Raw records -

* * * * * * *

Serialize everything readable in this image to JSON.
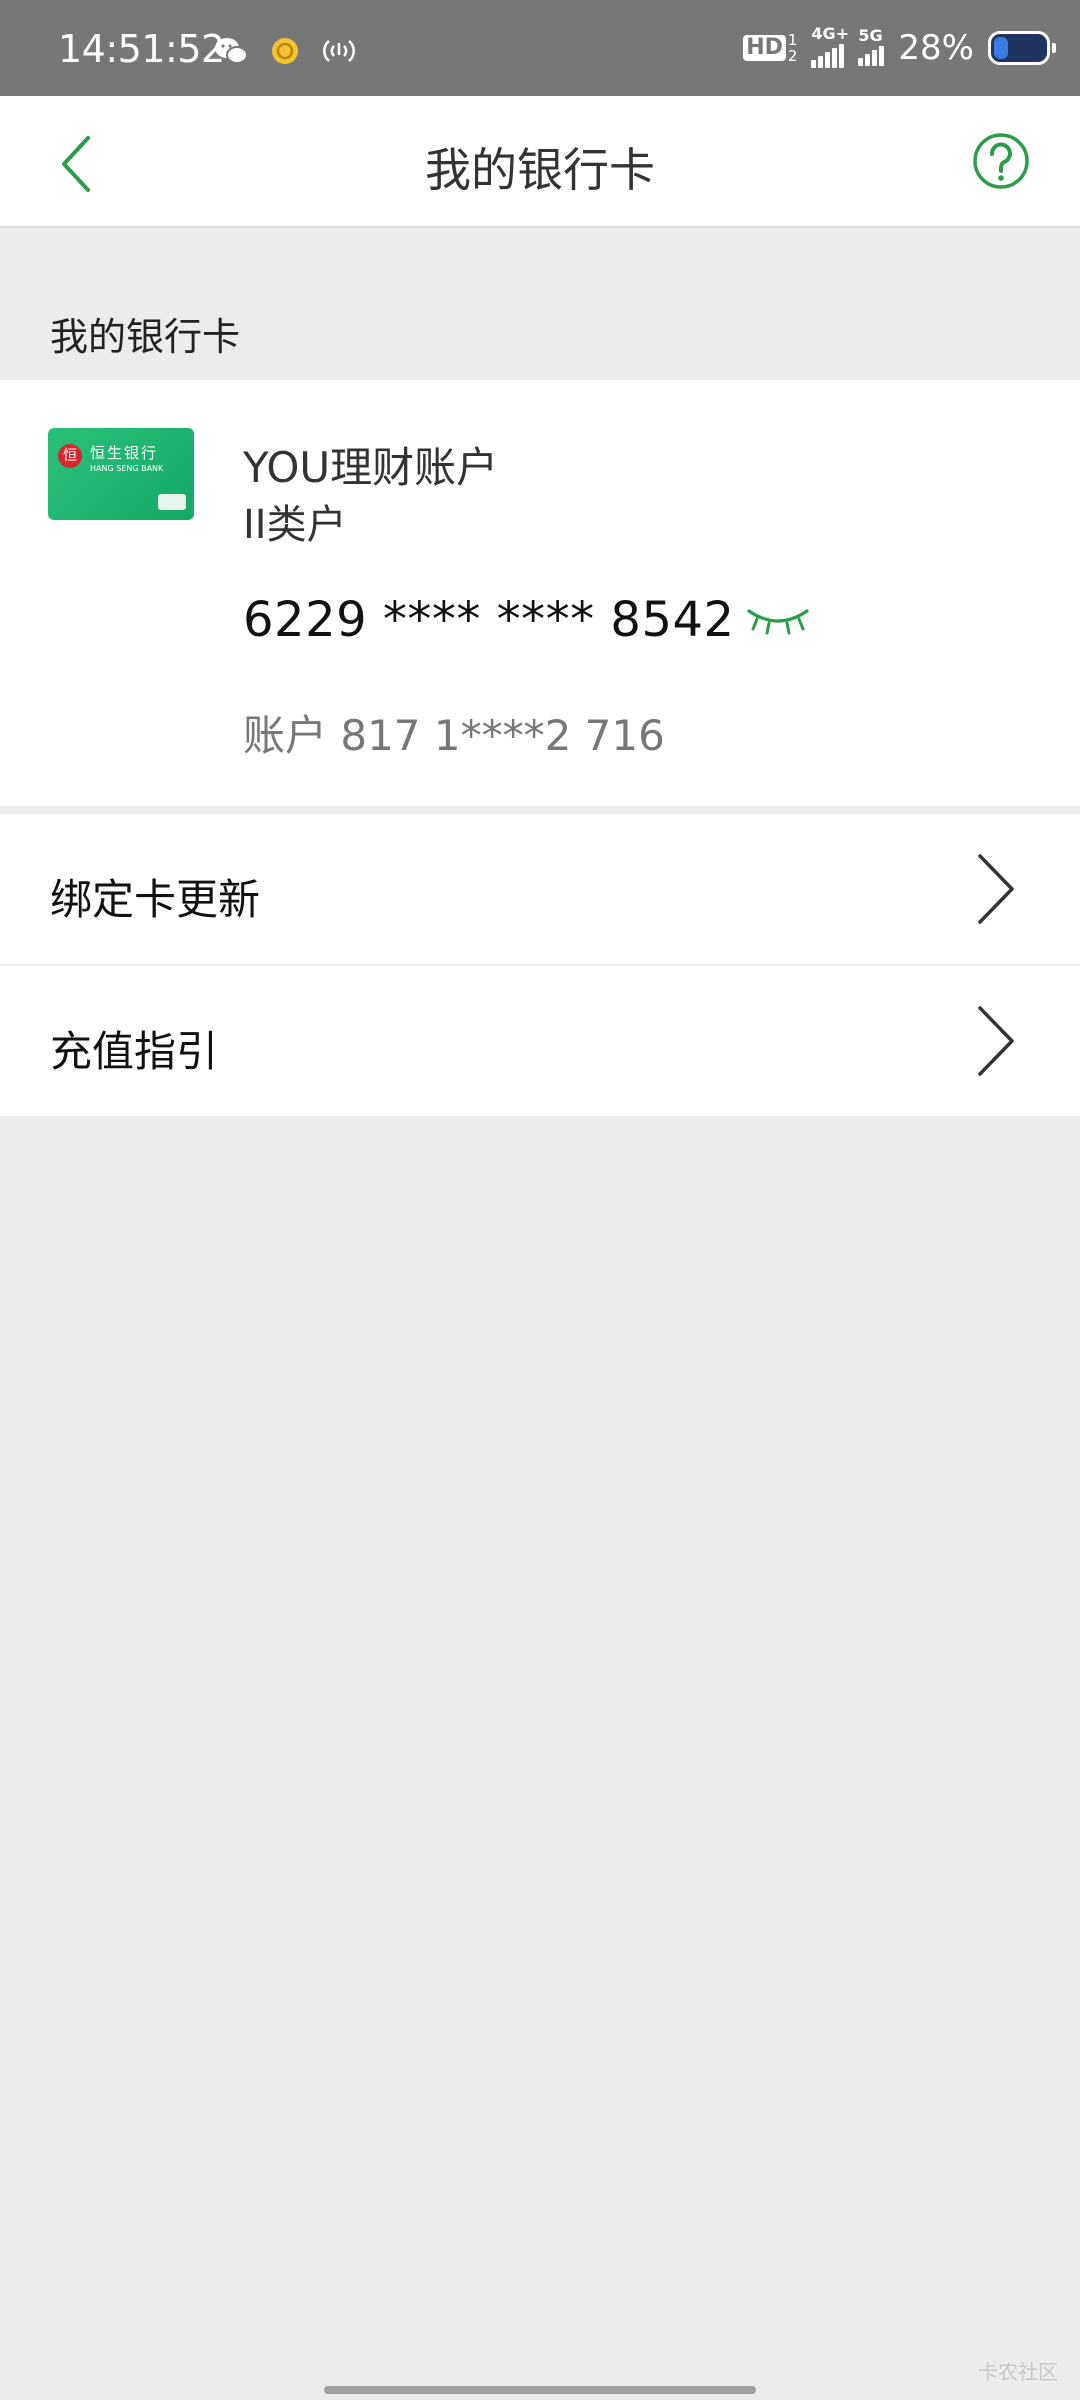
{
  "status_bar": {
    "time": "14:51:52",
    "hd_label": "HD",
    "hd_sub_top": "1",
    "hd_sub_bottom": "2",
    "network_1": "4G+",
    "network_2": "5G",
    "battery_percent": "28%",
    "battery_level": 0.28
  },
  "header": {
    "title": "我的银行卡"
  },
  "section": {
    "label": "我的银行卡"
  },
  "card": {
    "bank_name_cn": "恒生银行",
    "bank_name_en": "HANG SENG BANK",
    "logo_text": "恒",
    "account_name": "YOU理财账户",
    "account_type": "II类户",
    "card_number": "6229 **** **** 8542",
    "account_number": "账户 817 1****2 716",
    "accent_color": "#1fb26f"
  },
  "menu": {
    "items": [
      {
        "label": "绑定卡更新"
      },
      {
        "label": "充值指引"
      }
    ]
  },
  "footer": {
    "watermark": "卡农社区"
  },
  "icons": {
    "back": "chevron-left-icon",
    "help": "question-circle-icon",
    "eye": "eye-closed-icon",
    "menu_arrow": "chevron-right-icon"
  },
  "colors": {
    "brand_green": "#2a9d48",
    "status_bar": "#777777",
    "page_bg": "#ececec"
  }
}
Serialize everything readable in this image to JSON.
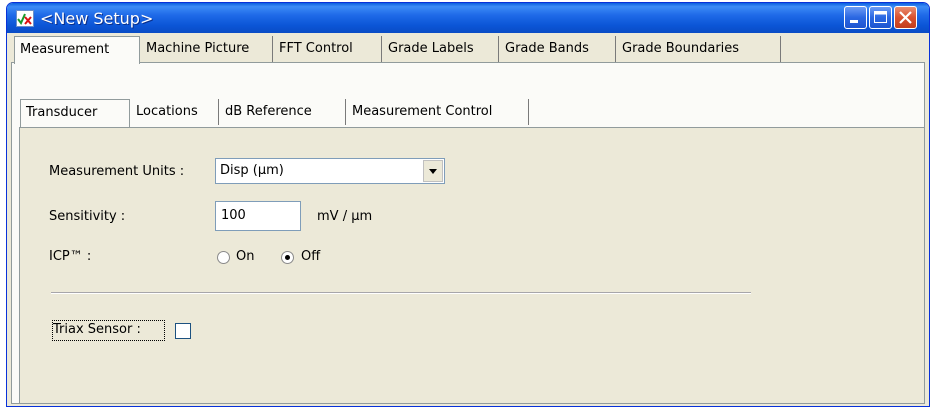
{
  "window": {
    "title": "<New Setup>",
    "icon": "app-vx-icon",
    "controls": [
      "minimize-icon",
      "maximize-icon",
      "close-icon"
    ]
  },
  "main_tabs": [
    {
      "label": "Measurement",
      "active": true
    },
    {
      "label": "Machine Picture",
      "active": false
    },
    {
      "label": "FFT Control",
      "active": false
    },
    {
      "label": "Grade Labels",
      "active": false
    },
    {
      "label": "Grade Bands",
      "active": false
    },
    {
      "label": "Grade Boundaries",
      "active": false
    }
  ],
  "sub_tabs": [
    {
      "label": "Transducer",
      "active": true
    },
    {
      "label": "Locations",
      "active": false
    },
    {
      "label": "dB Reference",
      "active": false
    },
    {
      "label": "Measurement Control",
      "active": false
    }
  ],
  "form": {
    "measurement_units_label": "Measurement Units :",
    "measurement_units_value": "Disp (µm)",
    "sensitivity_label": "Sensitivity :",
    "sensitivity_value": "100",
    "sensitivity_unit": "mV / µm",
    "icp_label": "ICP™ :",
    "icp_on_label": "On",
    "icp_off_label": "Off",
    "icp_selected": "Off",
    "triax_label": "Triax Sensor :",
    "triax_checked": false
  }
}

* * * * * * *

Written request - Go through the data above and transcribe it in full, omitting any image.

Solution for this task -
Serialize everything readable in this image to JSON.
{
  "status_bar": {
    "time": "14:51:52",
    "hd_label": "HD",
    "hd_sub_top": "1",
    "hd_sub_bottom": "2",
    "network_1": "4G+",
    "network_2": "5G",
    "battery_percent": "28%",
    "battery_level": 0.28
  },
  "header": {
    "title": "我的银行卡"
  },
  "section": {
    "label": "我的银行卡"
  },
  "card": {
    "bank_name_cn": "恒生银行",
    "bank_name_en": "HANG SENG BANK",
    "logo_text": "恒",
    "account_name": "YOU理财账户",
    "account_type": "II类户",
    "card_number": "6229 **** **** 8542",
    "account_number": "账户 817 1****2 716",
    "accent_color": "#1fb26f"
  },
  "menu": {
    "items": [
      {
        "label": "绑定卡更新"
      },
      {
        "label": "充值指引"
      }
    ]
  },
  "footer": {
    "watermark": "卡农社区"
  },
  "icons": {
    "back": "chevron-left-icon",
    "help": "question-circle-icon",
    "eye": "eye-closed-icon",
    "menu_arrow": "chevron-right-icon"
  },
  "colors": {
    "brand_green": "#2a9d48",
    "status_bar": "#777777",
    "page_bg": "#ececec"
  }
}
Serialize everything readable in this image to JSON.
{
  "window": {
    "title": "<New Setup>",
    "icon": "app-vx-icon",
    "controls": [
      "minimize-icon",
      "maximize-icon",
      "close-icon"
    ]
  },
  "main_tabs": [
    {
      "label": "Measurement",
      "active": true
    },
    {
      "label": "Machine Picture",
      "active": false
    },
    {
      "label": "FFT Control",
      "active": false
    },
    {
      "label": "Grade Labels",
      "active": false
    },
    {
      "label": "Grade Bands",
      "active": false
    },
    {
      "label": "Grade Boundaries",
      "active": false
    }
  ],
  "sub_tabs": [
    {
      "label": "Transducer",
      "active": true
    },
    {
      "label": "Locations",
      "active": false
    },
    {
      "label": "dB Reference",
      "active": false
    },
    {
      "label": "Measurement Control",
      "active": false
    }
  ],
  "form": {
    "measurement_units_label": "Measurement Units :",
    "measurement_units_value": "Disp (µm)",
    "sensitivity_label": "Sensitivity :",
    "sensitivity_value": "100",
    "sensitivity_unit": "mV / µm",
    "icp_label": "ICP™ :",
    "icp_on_label": "On",
    "icp_off_label": "Off",
    "icp_selected": "Off",
    "triax_label": "Triax Sensor :",
    "triax_checked": false
  }
}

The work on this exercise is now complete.